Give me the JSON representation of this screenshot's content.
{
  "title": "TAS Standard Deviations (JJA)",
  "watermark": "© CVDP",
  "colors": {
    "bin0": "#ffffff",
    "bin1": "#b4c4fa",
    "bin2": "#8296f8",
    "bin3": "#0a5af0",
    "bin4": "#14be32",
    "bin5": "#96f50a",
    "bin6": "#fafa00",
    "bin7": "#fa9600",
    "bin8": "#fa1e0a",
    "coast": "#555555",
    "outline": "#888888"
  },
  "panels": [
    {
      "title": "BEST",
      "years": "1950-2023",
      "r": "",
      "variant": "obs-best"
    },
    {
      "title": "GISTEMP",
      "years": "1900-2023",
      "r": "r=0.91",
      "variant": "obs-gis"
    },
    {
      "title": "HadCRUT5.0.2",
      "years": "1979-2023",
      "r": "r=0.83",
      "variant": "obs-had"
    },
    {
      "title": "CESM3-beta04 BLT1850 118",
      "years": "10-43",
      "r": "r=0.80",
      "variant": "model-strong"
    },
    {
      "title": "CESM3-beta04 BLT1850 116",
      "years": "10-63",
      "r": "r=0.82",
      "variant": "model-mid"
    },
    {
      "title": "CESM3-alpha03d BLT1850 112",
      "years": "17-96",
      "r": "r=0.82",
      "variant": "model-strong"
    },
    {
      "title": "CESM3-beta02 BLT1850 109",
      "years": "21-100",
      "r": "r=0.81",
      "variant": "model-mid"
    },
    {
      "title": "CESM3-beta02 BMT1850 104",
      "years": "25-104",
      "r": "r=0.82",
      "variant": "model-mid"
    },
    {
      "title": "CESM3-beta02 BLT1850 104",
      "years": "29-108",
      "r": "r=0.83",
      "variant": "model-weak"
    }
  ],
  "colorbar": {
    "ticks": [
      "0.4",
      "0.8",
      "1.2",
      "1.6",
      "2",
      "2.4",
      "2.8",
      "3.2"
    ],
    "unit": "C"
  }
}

● Exercise objective
Using the material above, gather every line that includes "title".

● Exercise output
  "title": "TAS Standard Deviations (JJA)",
      "title": "BEST",
      "title": "GISTEMP",
      "title": "HadCRUT5.0.2",
      "title": "CESM3-beta04 BLT1850 118",
      "title": "CESM3-beta04 BLT1850 116",
      "title": "CESM3-alpha03d BLT1850 112",
      "title": "CESM3-beta02 BLT1850 109",
      "title": "CESM3-beta02 BMT1850 104",
      "title": "CESM3-beta02 BLT1850 104",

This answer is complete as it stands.